# Baby high pressure baskets only?



## Zoar (May 3, 2012)

Just bought the Gaggia Baby to replace, well a different manufacturer. On Opening it there is an addendum stating that they don't now include the standard basket you only get the two high pressure ones so must use the crèma insert. Is it worth getting the standard basket anyway as an accessory, or are these high pressure ones perfectly good for everyday espresso. I'm assuming they have made no modifications to the actual machine, it doesn't say.

Cheers

Z


----------



## MWJB (Feb 28, 2012)

It depends what you are putting in the baskets. The pressurised baskets will work with coarser grinds & shop bought pre-ground coffee. If you have a burr grinder that can grind to a "fine espresso" grind (ideally, you should - Iberital MC2 seems to be the entry level for electric grinders, Porlex & Hario make hand burr grinders capable of espresso grind) then a non-pressurised basket would be better and give you more control over your extractions (which will be better for that additional control).


----------



## JamesG (Mar 29, 2012)

Zoar said:


> I'm assuming they have made no modifications to the actual machine, it doesn't say.


No there's no modifications inside the machine. You just need to remember to put the pin in the portafilter before using the crema perfetta baskets or coffee will spray sideways.

If you do decide to get standard baskets there's no need to use the pin.


----------



## Zoar (May 3, 2012)

Thanks for the feedback, best get another basket then.


----------

• Requests:
1 – Answer these questions about the Gaggia Baby basket thread:
(a) According to the addendum, which basket is no longer included with the machine?
(b) What must go in the portafilter before the crema perfetta baskets are used?
(c) Which electric grinder is named as the entry level?
2 – Rewrite the stretch of the Gaggia Baby basket thread from "## MWJB (Feb" through "that additional control).", putting "Rancilio Rocky" in place of "Iberital MC2".

(Dataset excerpt)
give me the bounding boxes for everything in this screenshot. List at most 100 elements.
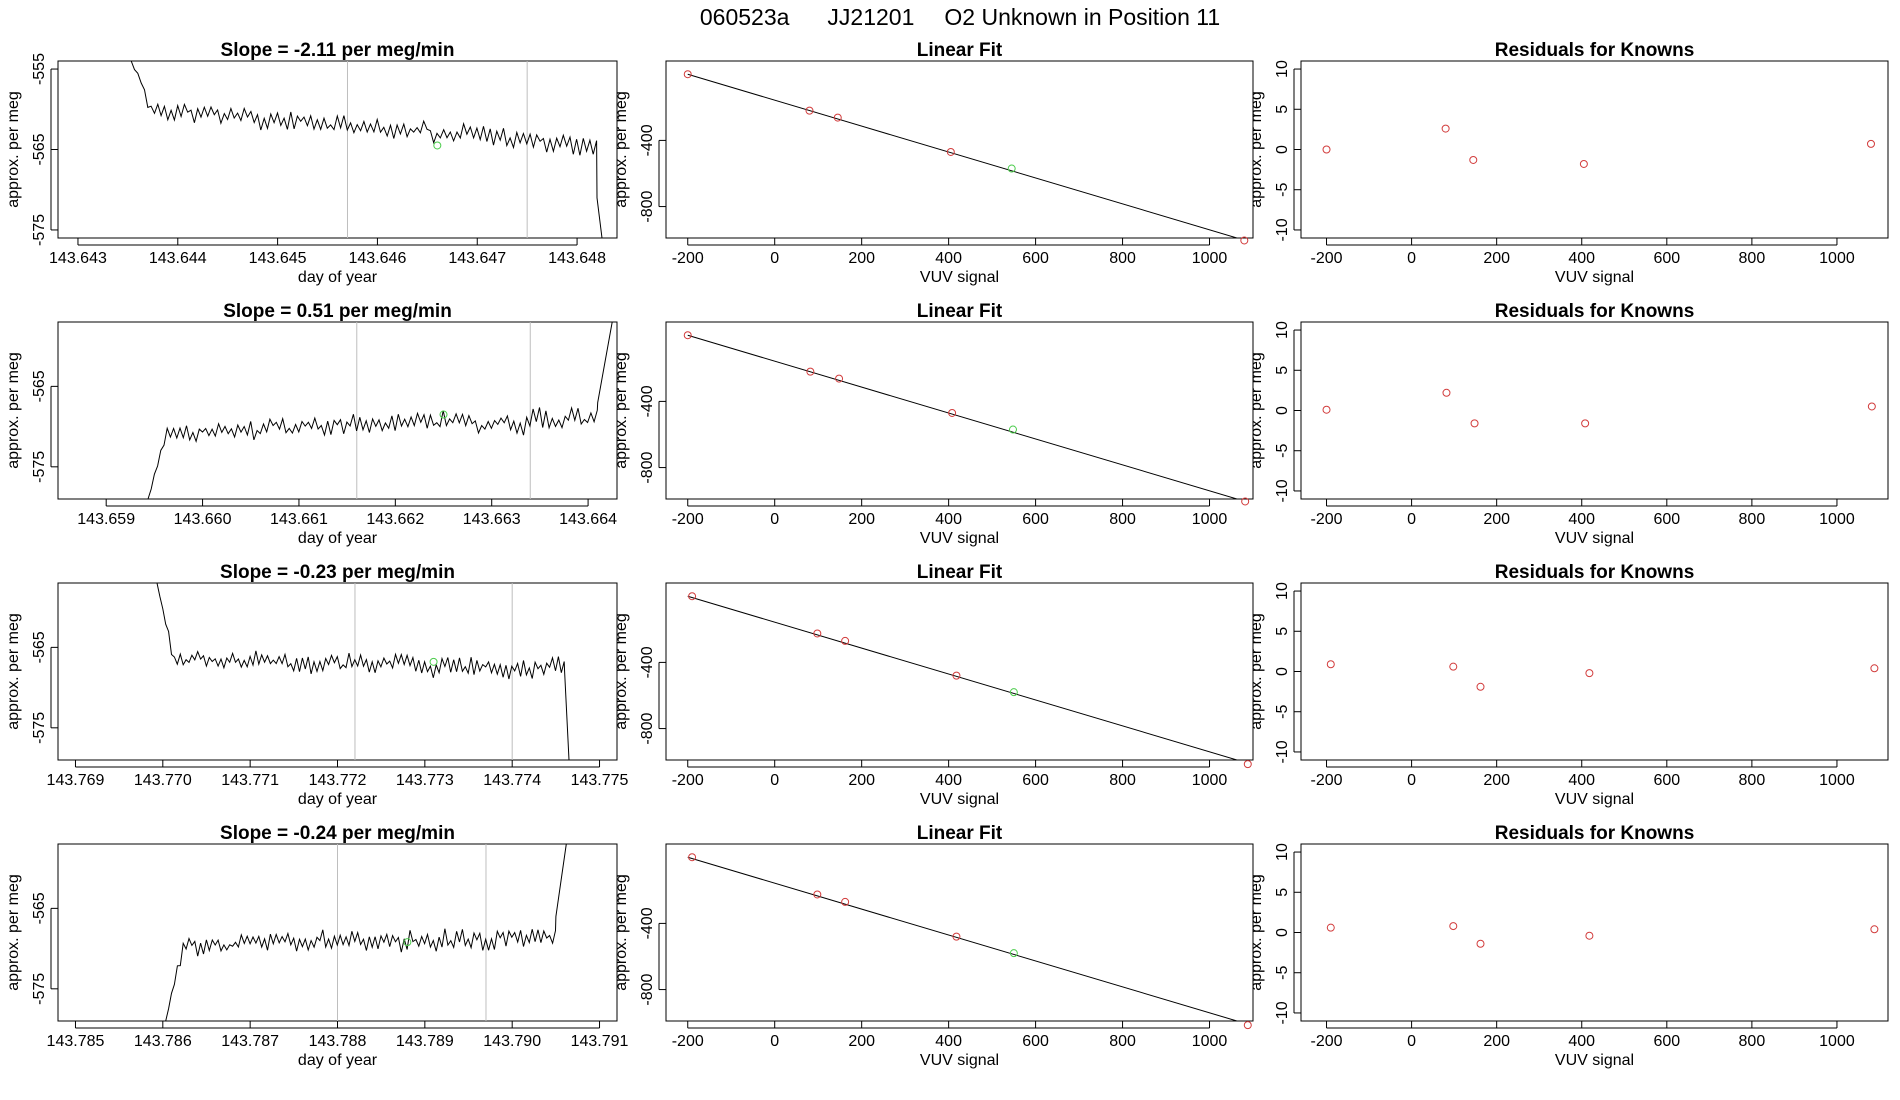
fit-r2-xtick-label: 400	[935, 511, 962, 528]
residuals-r3-xtick-label: 200	[1483, 772, 1510, 789]
residuals-r1-ytick-label: 5	[1274, 105, 1291, 114]
fit-r2-ytick-label: -400	[639, 385, 656, 417]
timeseries-r1-xlabel: day of year	[298, 269, 378, 286]
fit-r1-xtick-label: 1000	[1192, 250, 1228, 267]
fit-r1-xtick-label: 200	[848, 250, 875, 267]
residuals-r4-residual-point	[1449, 922, 1458, 931]
residuals-r4: -200 0 200 400 600 800 1000 10 5 0 -5 -10 Residuals …	[1248, 823, 1889, 1069]
timeseries-r1-xtick-label: 143.646	[349, 250, 407, 267]
fit-r2-xlabel: VUV signal	[920, 530, 999, 547]
fit-r1: -200 0 200 400 600 800 1000 -400 -800 Linear Fit V…	[613, 40, 1254, 286]
residuals-r3-ytick-label: -10	[1274, 740, 1291, 763]
residuals-r2-ylabel: approx. per meg	[1248, 352, 1265, 469]
fit-r2-xtick-label: 0	[770, 511, 779, 528]
fit-r1-xtick-label: 600	[1022, 250, 1049, 267]
figure-run-id: 060523a	[700, 4, 790, 30]
fit-r3-fit-line	[687, 595, 1239, 760]
fit-r3-unknown-point	[1009, 688, 1018, 697]
fit-r4-xtick-label: 0	[770, 1033, 779, 1050]
residuals-r4-ytick-label: -5	[1274, 966, 1291, 980]
timeseries-r3-xtick-label: 143.771	[221, 772, 279, 789]
fit-r1-ytick-label: -400	[639, 124, 656, 156]
fit-r2-ytick-label: -800	[639, 451, 656, 483]
fit-r4-title: Linear Fit	[917, 823, 1003, 844]
fit-r3-ytick-label: -400	[639, 646, 656, 678]
fit-r2-xtick-label: 800	[1109, 511, 1136, 528]
timeseries-r4-xtick-label: 143.785	[47, 1033, 105, 1050]
fit-r3-known-point	[1243, 760, 1252, 769]
residuals-r3-ytick-label: 10	[1274, 582, 1291, 600]
fit-r4-known-point	[1243, 1021, 1252, 1030]
residuals-r1-xtick-label: 400	[1568, 250, 1595, 267]
fit-r2-title: Linear Fit	[917, 301, 1003, 322]
residuals-r3-ytick-label: 5	[1274, 627, 1291, 636]
residuals-r2-xtick-label: -200	[1311, 511, 1343, 528]
timeseries-r4-xtick-label: 143.786	[134, 1033, 192, 1050]
figure-description: O2 Unknown in Position 11	[944, 4, 1220, 30]
residuals-r2-xtick-label: 400	[1568, 511, 1595, 528]
fit-r3-known-point	[952, 671, 961, 680]
fit-r4-fit-line	[687, 856, 1239, 1021]
residuals-r4-box	[1300, 843, 1889, 1022]
timeseries-r1-ylabel: approx. per meg	[5, 91, 22, 208]
timeseries-r1-series-line	[127, 61, 603, 238]
residuals-r1-ytick-label: -5	[1274, 183, 1291, 197]
timeseries-r3-title: Slope = -0.23 per meg/min	[220, 562, 455, 583]
fit-r2-fit-line	[687, 334, 1239, 499]
residuals-r4-xlabel: VUV signal	[1555, 1052, 1634, 1069]
fit-r3-box	[665, 582, 1254, 761]
residuals-r2-xtick-label: 200	[1483, 511, 1510, 528]
residuals-r3: -200 0 200 400 600 800 1000 10 5 0 -5 -10 Residuals …	[1248, 562, 1889, 808]
residuals-r1-xtick-label: 1000	[1819, 250, 1855, 267]
timeseries-r1-xtick-label: 143.643	[49, 250, 107, 267]
residuals-r3-ytick-label: 0	[1274, 667, 1291, 676]
timeseries-r4-xtick-label: 143.788	[309, 1033, 367, 1050]
fit-r3: -200 0 200 400 600 800 1000 -400 -800 Linear Fit V…	[613, 562, 1254, 808]
timeseries-r3-xtick-label: 143.772	[309, 772, 367, 789]
timeseries-r4-ytick-label: -575	[31, 973, 48, 1005]
timeseries-r2-ytick-label: -565	[31, 370, 48, 402]
residuals-r3-residual-point	[1476, 682, 1485, 691]
timeseries-r3-xlabel: day of year	[298, 791, 378, 808]
timeseries-r4-xlabel: day of year	[298, 1052, 378, 1069]
fit-r4-xtick-label: 200	[848, 1033, 875, 1050]
fit-r3-ylabel: approx. per meg	[613, 613, 630, 730]
fit-r4-unknown-point	[1009, 949, 1018, 958]
timeseries-r1-ytick-label: -555	[31, 53, 48, 85]
fit-r1-box	[665, 60, 1254, 239]
residuals-r4-xtick-label: 600	[1653, 1033, 1680, 1050]
timeseries-r2-xtick-label: 143.662	[366, 511, 424, 528]
residuals-r3-xtick-label: 1000	[1819, 772, 1855, 789]
fit-r1-ytick-label: -800	[639, 190, 656, 222]
timeseries-r3-ylabel: approx. per meg	[5, 613, 22, 730]
timeseries-r1-unknown-marker	[433, 141, 442, 150]
residuals-r2-xtick-label: 800	[1739, 511, 1766, 528]
fit-r1-known-point	[833, 113, 842, 122]
fit-r3-title: Linear Fit	[917, 562, 1003, 583]
timeseries-r1-xtick-label: 143.648	[548, 250, 606, 267]
residuals-r4-xtick-label: -200	[1311, 1033, 1343, 1050]
timeseries-r2-xtick-label: 143.659	[77, 511, 135, 528]
timeseries-r3-unknown-marker	[429, 657, 438, 666]
fit-r2-known-point	[1241, 497, 1250, 506]
residuals-r3-xtick-label: 600	[1653, 772, 1680, 789]
residuals-r4-ytick-label: -10	[1274, 1001, 1291, 1024]
fit-r1-known-point	[683, 70, 692, 79]
fit-r1-xtick-label: 0	[770, 250, 779, 267]
timeseries-r2-unknown-marker	[439, 410, 448, 419]
residuals-r4-xtick-label: 200	[1483, 1033, 1510, 1050]
residuals-r1: -200 0 200 400 600 800 1000 10 5 0 -5 -10 Residuals …	[1248, 40, 1889, 286]
fit-r1-known-point	[805, 106, 814, 115]
timeseries-r4: 143.785 143.786 143.787 143.788 143.789 143.7…	[5, 823, 629, 1069]
residuals-r1-xlabel: VUV signal	[1555, 269, 1634, 286]
timeseries-r3-xtick-label: 143.773	[396, 772, 454, 789]
timeseries-r4-title: Slope = -0.24 per meg/min	[220, 823, 455, 844]
fit-r1-fit-line	[687, 73, 1239, 238]
residuals-r2-ytick-label: -10	[1274, 479, 1291, 502]
timeseries-r2-box	[57, 321, 618, 500]
residuals-r3-ytick-label: -5	[1274, 705, 1291, 719]
fit-r4-ytick-label: -800	[639, 973, 656, 1005]
residuals-r2-residual-point	[1867, 402, 1876, 411]
residuals-r1-xtick-label: 200	[1483, 250, 1510, 267]
fit-r2-xtick-label: 600	[1022, 511, 1049, 528]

• Task-by-task results:
1 –
(a) The standard basket.
(b) The pin.
(c) The Iberital MC2.

2 –
## MWJB (Feb 28, 2012)

It depends what you are putting in the baskets. The pressurised baskets will work with coarser grinds & shop bought pre-ground coffee. If you have a burr grinder that can grind to a "fine espresso" grind (ideally, you should - Rancilio Rocky seems to be the entry level for electric grinders, Porlex & Hario make hand burr grinders capable of espresso grind) then a non-pressurised basket would be better and give you more control over your extractions (which will be better for that additional control).